▶ **Exercise instructions**: Read through the data and report every line in which the word "разрешения" occurs.

Figure record listings:
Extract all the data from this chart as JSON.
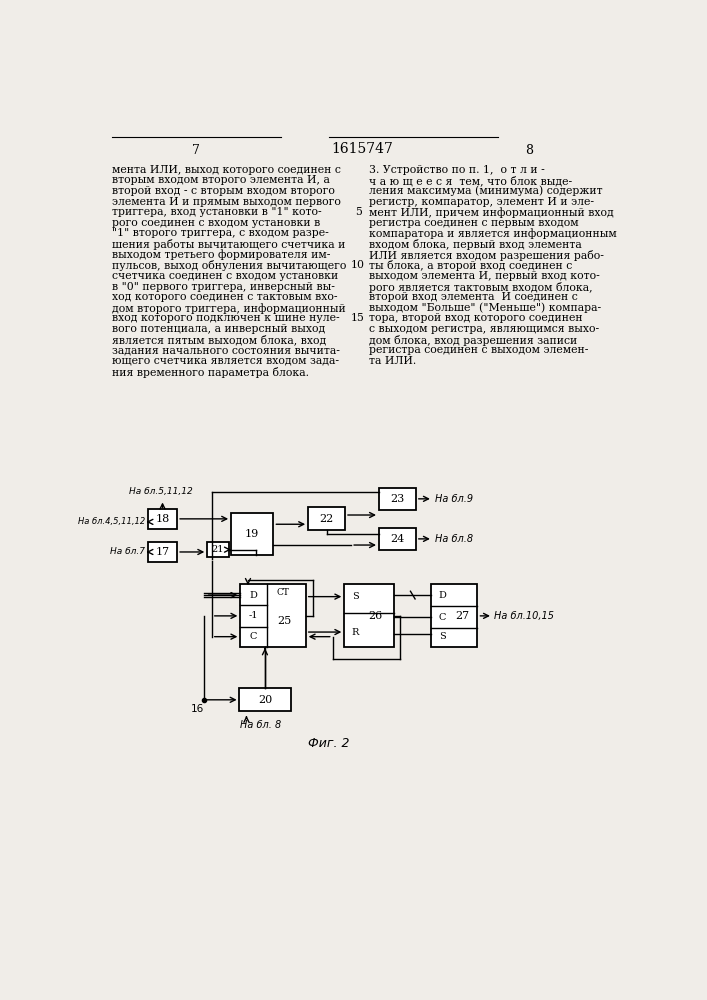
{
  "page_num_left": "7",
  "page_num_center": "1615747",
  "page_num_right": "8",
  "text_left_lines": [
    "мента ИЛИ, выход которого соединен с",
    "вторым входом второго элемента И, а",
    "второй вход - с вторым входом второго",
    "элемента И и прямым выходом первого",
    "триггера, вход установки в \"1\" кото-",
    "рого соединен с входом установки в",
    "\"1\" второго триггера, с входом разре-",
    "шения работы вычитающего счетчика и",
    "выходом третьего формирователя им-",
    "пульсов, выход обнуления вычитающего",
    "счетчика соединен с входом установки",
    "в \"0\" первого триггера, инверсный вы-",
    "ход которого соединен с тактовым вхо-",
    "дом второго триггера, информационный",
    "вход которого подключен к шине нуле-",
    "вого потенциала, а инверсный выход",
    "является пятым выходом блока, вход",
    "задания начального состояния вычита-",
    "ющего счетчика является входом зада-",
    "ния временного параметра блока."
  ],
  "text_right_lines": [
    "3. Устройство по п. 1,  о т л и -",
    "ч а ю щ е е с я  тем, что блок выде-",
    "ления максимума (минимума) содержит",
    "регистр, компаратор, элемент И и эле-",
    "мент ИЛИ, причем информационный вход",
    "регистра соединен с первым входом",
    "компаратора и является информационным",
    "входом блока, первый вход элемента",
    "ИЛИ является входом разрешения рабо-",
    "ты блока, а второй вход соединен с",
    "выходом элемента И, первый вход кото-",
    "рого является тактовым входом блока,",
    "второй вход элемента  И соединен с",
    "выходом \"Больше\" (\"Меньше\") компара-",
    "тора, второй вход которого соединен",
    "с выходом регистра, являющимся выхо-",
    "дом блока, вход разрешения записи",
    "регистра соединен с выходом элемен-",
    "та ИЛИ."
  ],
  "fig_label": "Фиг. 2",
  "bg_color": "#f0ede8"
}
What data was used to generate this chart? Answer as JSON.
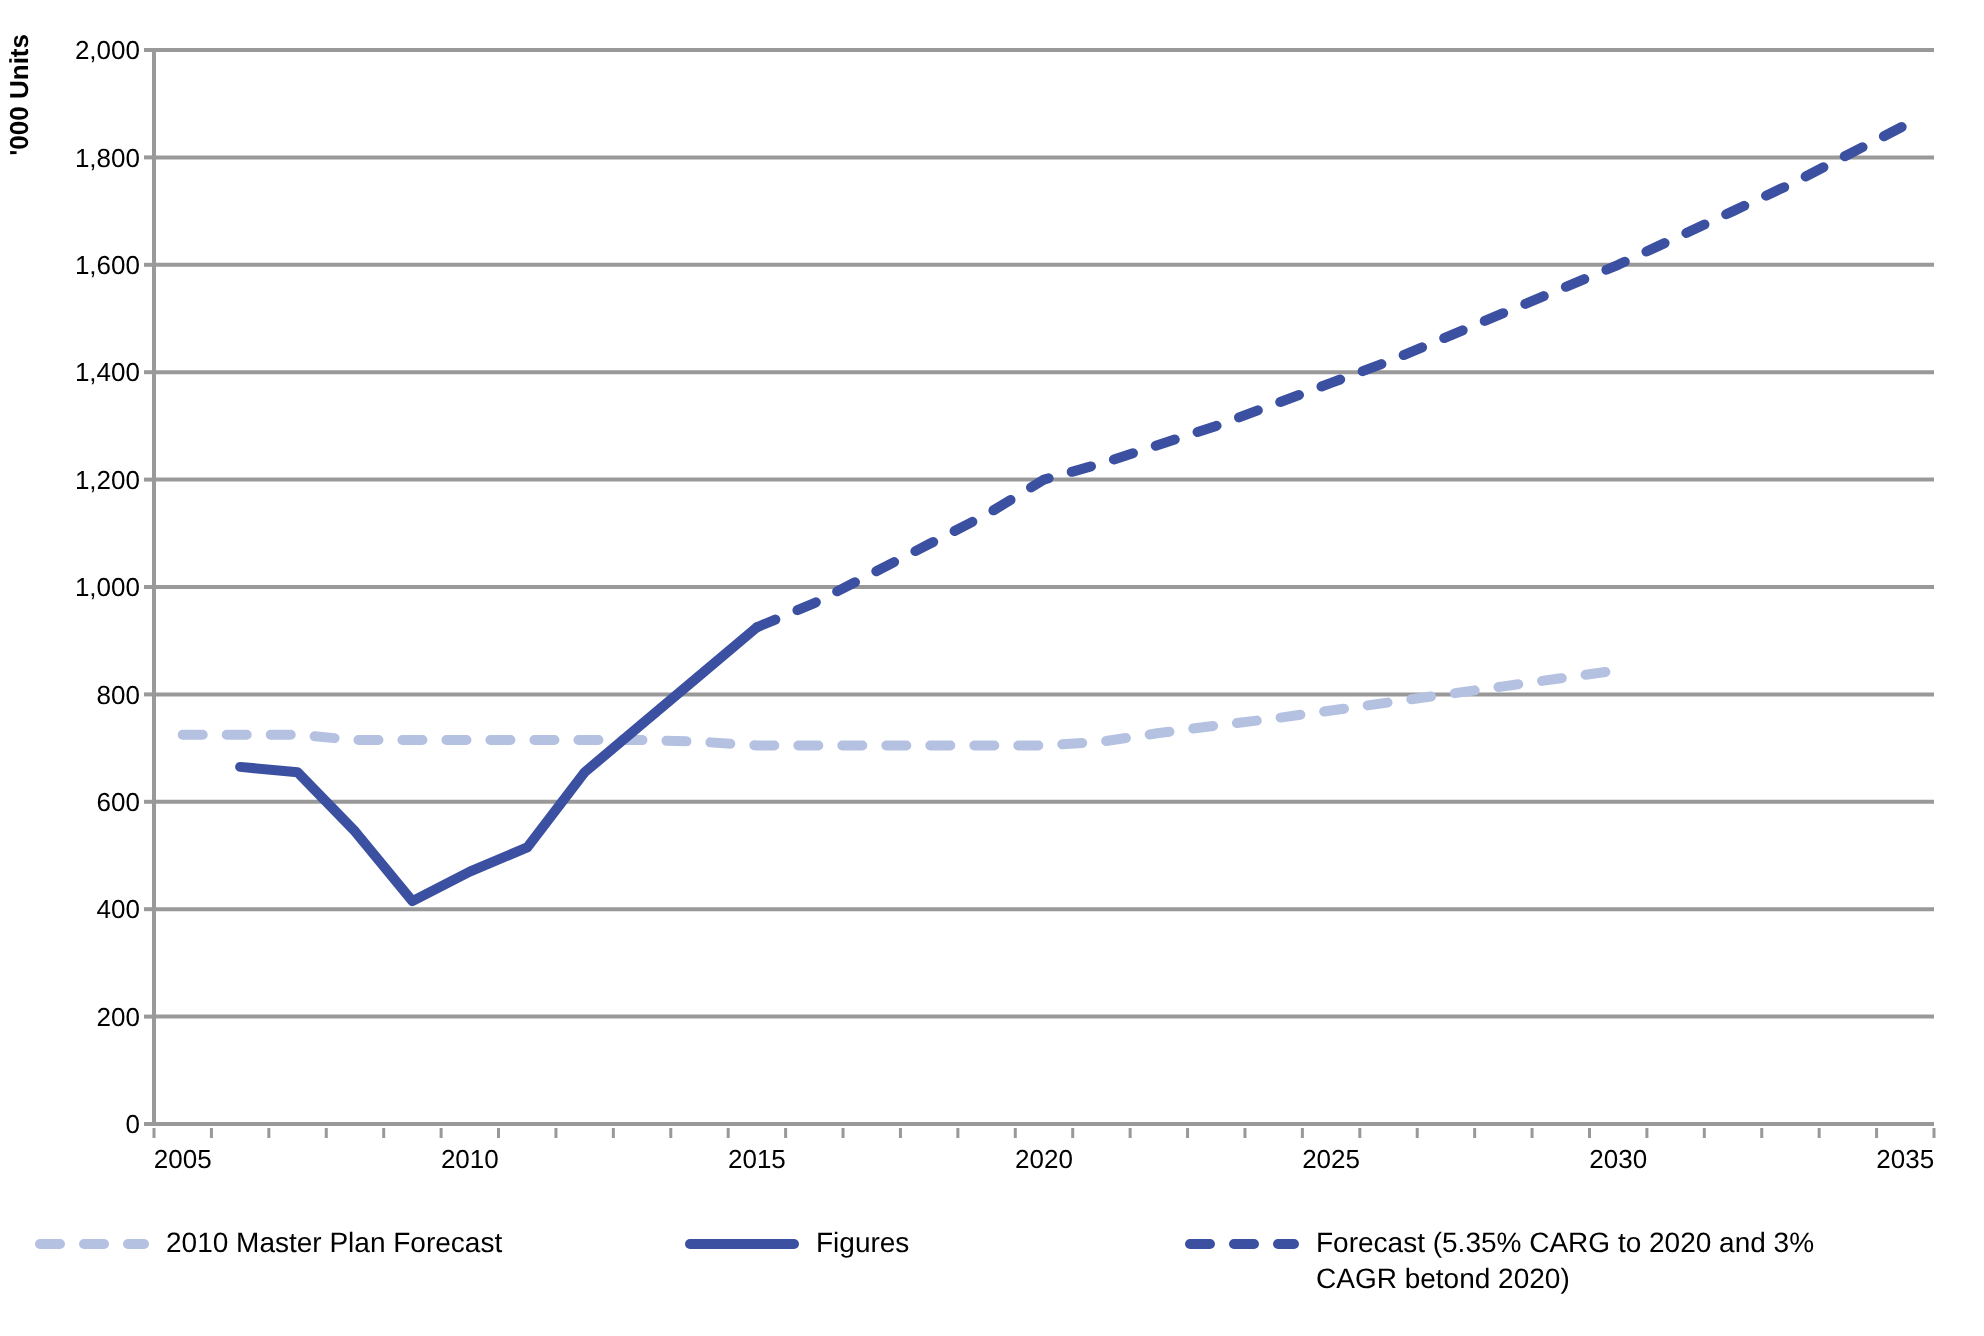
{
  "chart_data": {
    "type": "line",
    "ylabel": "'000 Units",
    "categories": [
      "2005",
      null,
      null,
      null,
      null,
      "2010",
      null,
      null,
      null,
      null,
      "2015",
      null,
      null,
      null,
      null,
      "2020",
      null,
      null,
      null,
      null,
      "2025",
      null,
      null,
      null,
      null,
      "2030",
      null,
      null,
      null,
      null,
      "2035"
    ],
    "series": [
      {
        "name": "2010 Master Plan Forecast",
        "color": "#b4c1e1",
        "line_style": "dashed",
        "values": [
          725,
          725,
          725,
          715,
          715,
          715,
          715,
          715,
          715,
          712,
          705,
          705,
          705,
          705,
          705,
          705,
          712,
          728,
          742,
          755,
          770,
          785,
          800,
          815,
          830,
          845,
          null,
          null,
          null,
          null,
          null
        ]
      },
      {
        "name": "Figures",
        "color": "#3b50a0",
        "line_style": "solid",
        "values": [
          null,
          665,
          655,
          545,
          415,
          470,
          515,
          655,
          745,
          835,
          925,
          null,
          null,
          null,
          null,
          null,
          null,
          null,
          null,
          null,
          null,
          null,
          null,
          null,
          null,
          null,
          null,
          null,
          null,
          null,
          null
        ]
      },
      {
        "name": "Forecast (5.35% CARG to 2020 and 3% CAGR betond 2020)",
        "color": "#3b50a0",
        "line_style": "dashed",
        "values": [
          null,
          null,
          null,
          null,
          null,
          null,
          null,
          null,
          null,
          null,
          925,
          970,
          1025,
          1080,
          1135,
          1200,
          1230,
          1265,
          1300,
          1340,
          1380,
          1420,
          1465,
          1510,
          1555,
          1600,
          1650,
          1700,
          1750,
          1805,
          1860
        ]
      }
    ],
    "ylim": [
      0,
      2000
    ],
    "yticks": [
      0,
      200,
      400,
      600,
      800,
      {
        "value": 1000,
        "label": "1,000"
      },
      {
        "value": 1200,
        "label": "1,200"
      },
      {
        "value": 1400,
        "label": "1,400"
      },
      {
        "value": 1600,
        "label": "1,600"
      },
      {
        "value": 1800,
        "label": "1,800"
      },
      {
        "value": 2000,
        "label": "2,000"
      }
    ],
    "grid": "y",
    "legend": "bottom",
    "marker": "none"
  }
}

▶ **Exercise result**:
    "ИЛИ является входом разрешения рабо-",
    "дом блока, вход разрешения записи",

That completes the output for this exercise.